=== DATA LISTING ===
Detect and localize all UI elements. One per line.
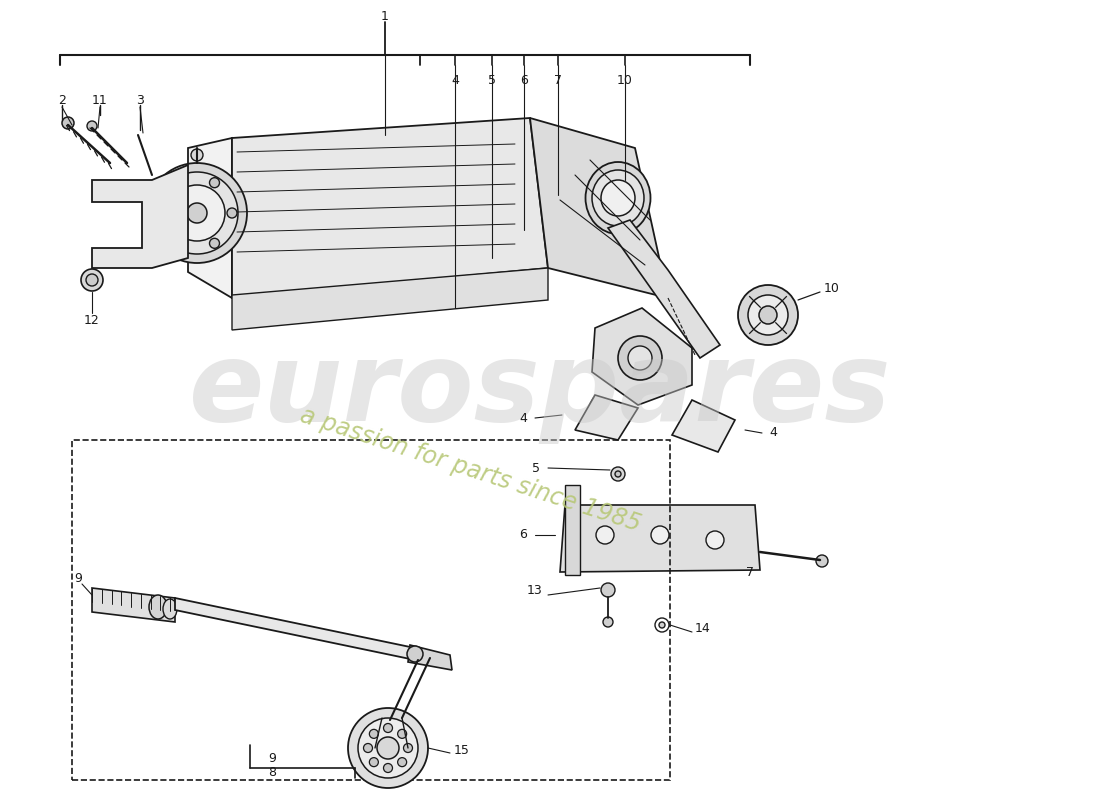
Polygon shape <box>232 118 548 298</box>
Text: 8: 8 <box>268 766 276 779</box>
Circle shape <box>348 708 428 788</box>
Ellipse shape <box>148 595 167 619</box>
Ellipse shape <box>585 162 650 234</box>
Circle shape <box>397 730 407 738</box>
Circle shape <box>370 758 378 766</box>
Text: 10: 10 <box>617 74 632 86</box>
Bar <box>72 440 670 780</box>
Circle shape <box>628 346 652 370</box>
Text: 4: 4 <box>519 411 527 425</box>
Circle shape <box>363 743 373 753</box>
Text: a passion for parts since 1985: a passion for parts since 1985 <box>297 403 644 537</box>
Circle shape <box>397 758 407 766</box>
Text: 6: 6 <box>520 74 528 86</box>
Circle shape <box>601 583 615 597</box>
Circle shape <box>86 274 98 286</box>
Text: 7: 7 <box>746 566 754 579</box>
Circle shape <box>147 163 248 263</box>
Text: 4: 4 <box>451 74 459 86</box>
Text: 14: 14 <box>695 622 711 634</box>
Circle shape <box>706 531 724 549</box>
Circle shape <box>169 185 226 241</box>
Circle shape <box>404 743 412 753</box>
Text: 11: 11 <box>92 94 108 106</box>
Text: 7: 7 <box>554 74 562 86</box>
Circle shape <box>370 730 378 738</box>
Text: 4: 4 <box>769 426 777 439</box>
Circle shape <box>384 723 393 733</box>
Circle shape <box>156 172 238 254</box>
Circle shape <box>759 306 777 324</box>
Ellipse shape <box>163 599 177 619</box>
Ellipse shape <box>601 180 635 216</box>
Text: 6: 6 <box>519 529 527 542</box>
Polygon shape <box>530 118 668 298</box>
Polygon shape <box>575 395 638 440</box>
Polygon shape <box>408 645 452 670</box>
Text: 5: 5 <box>488 74 496 86</box>
Polygon shape <box>565 485 580 575</box>
Circle shape <box>816 555 828 567</box>
Text: 1: 1 <box>381 10 389 23</box>
Text: eurospares: eurospares <box>189 337 891 443</box>
Text: 9: 9 <box>268 751 276 765</box>
Text: 3: 3 <box>136 94 144 106</box>
Circle shape <box>615 471 622 477</box>
Circle shape <box>175 178 185 188</box>
Circle shape <box>603 617 613 627</box>
Circle shape <box>209 238 220 248</box>
Circle shape <box>377 737 399 759</box>
Text: 12: 12 <box>84 314 100 326</box>
Circle shape <box>659 622 666 628</box>
Polygon shape <box>175 598 415 660</box>
Circle shape <box>175 238 185 248</box>
Text: 15: 15 <box>454 743 470 757</box>
Circle shape <box>87 121 97 131</box>
Polygon shape <box>608 220 720 358</box>
Circle shape <box>157 208 167 218</box>
Circle shape <box>748 295 788 335</box>
Text: 13: 13 <box>527 583 543 597</box>
Circle shape <box>651 526 669 544</box>
Circle shape <box>62 117 74 129</box>
Polygon shape <box>672 400 735 452</box>
Circle shape <box>191 149 204 161</box>
Circle shape <box>407 646 424 662</box>
Circle shape <box>81 269 103 291</box>
Ellipse shape <box>592 170 644 226</box>
Circle shape <box>209 178 220 188</box>
Circle shape <box>596 526 614 544</box>
Text: 2: 2 <box>58 94 66 106</box>
Circle shape <box>618 336 662 380</box>
Circle shape <box>384 763 393 773</box>
Circle shape <box>187 203 207 223</box>
Polygon shape <box>92 588 175 622</box>
Polygon shape <box>92 165 188 268</box>
Polygon shape <box>560 505 760 572</box>
Polygon shape <box>592 308 692 405</box>
Text: 10: 10 <box>824 282 840 294</box>
Text: 5: 5 <box>532 462 540 474</box>
Circle shape <box>358 718 418 778</box>
Text: 9: 9 <box>74 571 81 585</box>
Circle shape <box>738 285 798 345</box>
Polygon shape <box>232 268 548 330</box>
Circle shape <box>610 467 625 481</box>
Polygon shape <box>188 138 232 298</box>
Circle shape <box>227 208 236 218</box>
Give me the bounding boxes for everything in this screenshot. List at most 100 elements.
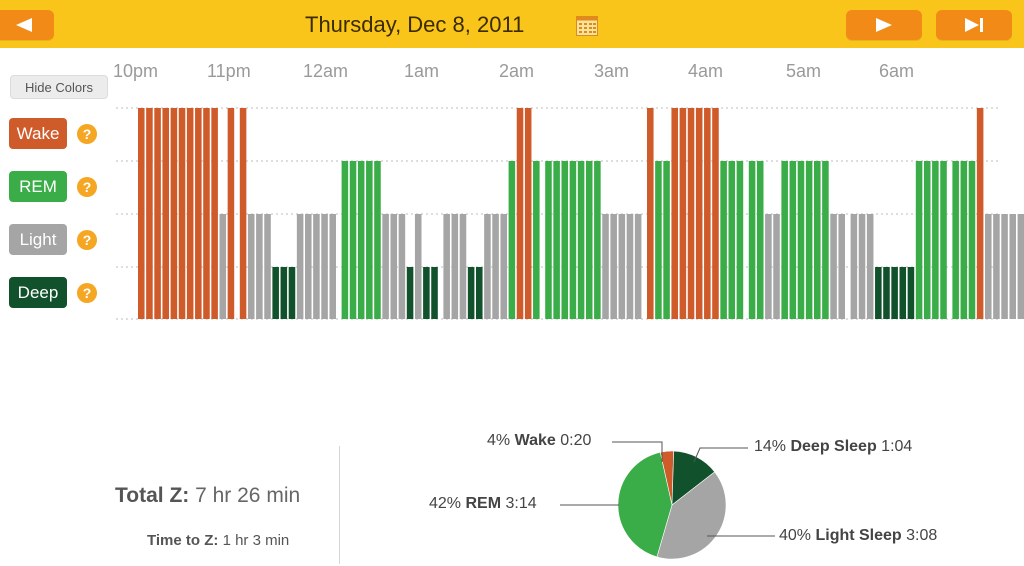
sleep-segment-deep [406,267,414,319]
pie-slice-light [656,471,727,560]
sleep-segment-light [219,214,227,319]
epoch-bar [178,108,186,319]
epoch-bar [907,267,915,319]
hour-tick-label: 12am [303,61,349,81]
epoch-bar [553,161,560,319]
epoch-bar [170,108,178,319]
epoch-bar [655,161,662,319]
epoch-bar [899,267,907,319]
epoch-bar [695,108,703,319]
epoch-bar [280,267,288,319]
sleep-segment-rem [915,161,976,319]
sleep-segment-wake [227,108,247,319]
total-sleep: Total Z: 7 hr 26 min [115,484,300,508]
epoch-bar [671,108,678,319]
epoch-bar [154,108,161,319]
pie-duration: 3:14 [501,495,537,512]
epoch-bar [915,161,923,319]
sleep-segment-wake [516,108,532,319]
summary-divider [339,446,340,564]
epoch-bar [634,214,642,319]
help-icon[interactable]: ? [77,230,97,250]
epoch-bar [765,214,772,319]
epoch-bar [736,161,744,319]
epoch-bar [952,161,959,319]
epoch-bar [976,108,984,319]
pie-percent: 4% [487,432,515,449]
epoch-bar [789,161,797,319]
prev-arrow-icon [16,18,32,32]
epoch-bar [960,161,968,319]
pie-label-rem: 42% REM 3:14 [429,495,537,513]
skip-to-end-icon [965,18,983,32]
pie-stage-name: Deep Sleep [790,438,877,455]
hour-tick-label: 5am [786,61,822,81]
pie-leader-line [612,441,663,462]
sleep-segment-light [985,214,1024,319]
epoch-bar [968,161,976,319]
pie-stage-name: REM [465,495,502,512]
epoch-bar [577,161,585,319]
sleep-segment-rem [655,161,670,319]
sleep-segment-wake [138,108,218,319]
epoch-bar [329,214,336,319]
epoch-bar [773,214,780,319]
sleep-segment-light [382,214,406,319]
epoch-bar [704,108,711,319]
total-z-value: 7 hr 26 min [195,484,301,507]
epoch-bar [296,214,304,319]
sleep-segment-deep [467,267,483,319]
epoch-bar [321,214,328,319]
sleep-segment-deep [423,267,438,319]
epoch-bar [414,214,422,319]
pie-duration: 3:08 [901,527,938,544]
help-icon[interactable]: ? [77,124,97,144]
epoch-bar [618,214,626,319]
latest-night-button[interactable] [936,10,1012,40]
epoch-bar [406,267,414,319]
epoch-bar [866,214,874,319]
sleep-segment-wake [647,108,654,319]
calendar-icon[interactable] [576,16,598,36]
epoch-bar [875,267,882,319]
epoch-bar [1001,214,1008,319]
stage-label-light: Light [9,224,67,255]
time-to-z-label: Time to Z: [147,532,219,549]
epoch-bar [647,108,654,319]
epoch-bar [264,214,271,319]
date-title: Thursday, Dec 8, 2011 [305,12,525,37]
epoch-bar [883,267,890,319]
epoch-bar [431,267,438,319]
hide-colors-button[interactable]: Hide Colors [10,75,108,99]
epoch-bar [602,214,609,319]
epoch-bar [858,214,866,319]
epoch-bar [728,161,736,319]
hour-tick-label: 11pm [207,61,251,81]
epoch-bar [484,214,491,319]
pie-stage-name: Wake [514,432,556,449]
epoch-bar [822,161,829,319]
next-arrow-icon [876,18,892,32]
total-z-label: Total Z: [115,484,190,507]
sleep-segment-rem [781,161,829,319]
help-icon[interactable]: ? [77,283,97,303]
previous-day-button[interactable] [0,10,54,40]
next-day-button[interactable] [846,10,922,40]
sleep-segment-light [247,214,271,319]
epoch-bar [138,108,145,319]
epoch-bar [993,214,1000,319]
epoch-bar [687,108,695,319]
help-icon[interactable]: ? [77,177,97,197]
epoch-bar [195,108,202,319]
epoch-bar [390,214,398,319]
sleep-segment-deep [272,267,296,319]
epoch-bar [720,161,727,319]
pie-duration: 0:20 [555,432,592,449]
pie-stage-name: Light Sleep [815,527,902,544]
sleep-segment-light [414,214,422,319]
epoch-bar [923,161,931,319]
sleep-segment-light [602,214,642,319]
sleep-segment-light [443,214,467,319]
epoch-bar [341,161,349,319]
epoch-bar [203,108,210,319]
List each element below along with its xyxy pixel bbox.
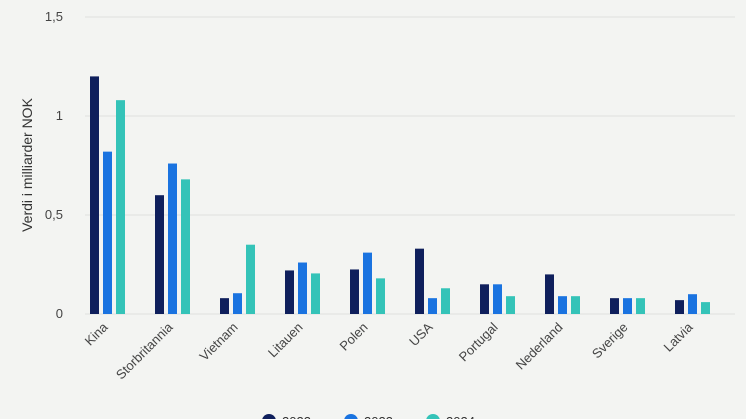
bar-2023-storbritannia bbox=[168, 163, 177, 314]
category-label: Sverige bbox=[589, 320, 631, 362]
category-label: Latvia bbox=[660, 319, 696, 355]
category-label: Nederland bbox=[513, 320, 566, 373]
bar-2022-vietnam bbox=[220, 298, 229, 314]
bar-2023-usa bbox=[428, 298, 437, 314]
legend-marker-2024 bbox=[426, 414, 440, 419]
bar-2023-vietnam bbox=[233, 293, 242, 314]
bar-2024-latvia bbox=[701, 302, 710, 314]
legend: 2022 2023 2024 bbox=[262, 414, 475, 419]
bar-2022-polen bbox=[350, 269, 359, 314]
y-tick-label: 1,5 bbox=[45, 9, 63, 24]
legend-marker-2022 bbox=[262, 414, 276, 419]
category-label: Vietnam bbox=[196, 320, 240, 364]
category-label: Polen bbox=[337, 320, 371, 354]
y-tick-label: 0,5 bbox=[45, 207, 63, 222]
bar-2022-latvia bbox=[675, 300, 684, 314]
bar-2023-kina bbox=[103, 151, 112, 314]
category-label: Kina bbox=[82, 319, 112, 349]
bar-2024-polen bbox=[376, 278, 385, 314]
bar-2022-sverige bbox=[610, 298, 619, 314]
bar-2024-litauen bbox=[311, 273, 320, 314]
legend-marker-2023 bbox=[344, 414, 358, 419]
bar-2022-storbritannia bbox=[155, 195, 164, 314]
category-label: Storbritannia bbox=[113, 319, 176, 382]
bar-2022-litauen bbox=[285, 270, 294, 314]
bar-2023-latvia bbox=[688, 294, 697, 314]
bars bbox=[90, 76, 710, 315]
y-axis-ticks: 0 0,5 1 1,5 bbox=[45, 9, 63, 321]
category-label: USA bbox=[406, 319, 436, 349]
bar-2024-vietnam bbox=[246, 244, 255, 314]
y-axis-title: Verdi i milliarder NOK bbox=[19, 97, 35, 231]
bar-2022-kina bbox=[90, 76, 99, 315]
bar-2023-polen bbox=[363, 252, 372, 314]
y-tick-label: 1 bbox=[56, 108, 63, 123]
bar-2024-storbritannia bbox=[181, 179, 190, 314]
bar-2023-nederland bbox=[558, 296, 567, 314]
category-labels: Kina Storbritannia Vietnam Litauen Polen USA P… bbox=[82, 319, 697, 382]
legend-label-2022: 2022 bbox=[282, 414, 311, 419]
bar-2024-portugal bbox=[506, 296, 515, 314]
bar-2022-portugal bbox=[480, 284, 489, 314]
bar-2024-usa bbox=[441, 288, 450, 314]
category-label: Portugal bbox=[456, 319, 501, 364]
bar-2024-sverige bbox=[636, 298, 645, 314]
y-tick-label: 0 bbox=[56, 306, 63, 321]
category-label: Litauen bbox=[265, 320, 306, 361]
legend-label-2024: 2024 bbox=[446, 414, 475, 419]
bar-2023-litauen bbox=[298, 262, 307, 314]
bar-2024-kina bbox=[116, 100, 125, 314]
bar-2024-nederland bbox=[571, 296, 580, 314]
bar-2022-nederland bbox=[545, 274, 554, 314]
legend-label-2023: 2023 bbox=[364, 414, 393, 419]
bar-2023-sverige bbox=[623, 298, 632, 314]
bar-2022-usa bbox=[415, 248, 424, 314]
bar-2023-portugal bbox=[493, 284, 502, 314]
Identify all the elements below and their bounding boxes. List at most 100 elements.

=== WORK REQUIRED ===
In the material, retype word for word every line between the one containing "Polygon shape <box>232 118 548 298</box>" and the one containing "Text: a passion", with both of those lines included.

=== SOLVED EXERCISE ===
Polygon shape <box>232 118 548 298</box>
Text: 8: 8 <box>268 766 276 779</box>
Circle shape <box>348 708 428 788</box>
Ellipse shape <box>148 595 167 619</box>
Ellipse shape <box>585 162 650 234</box>
Circle shape <box>397 730 407 738</box>
Circle shape <box>370 758 378 766</box>
Text: 10: 10 <box>617 74 632 86</box>
Bar <box>72 440 670 780</box>
Circle shape <box>628 346 652 370</box>
Text: 4: 4 <box>519 411 527 425</box>
Circle shape <box>363 743 373 753</box>
Text: a passion for parts since 1985: a passion for parts since 1985 <box>297 403 644 537</box>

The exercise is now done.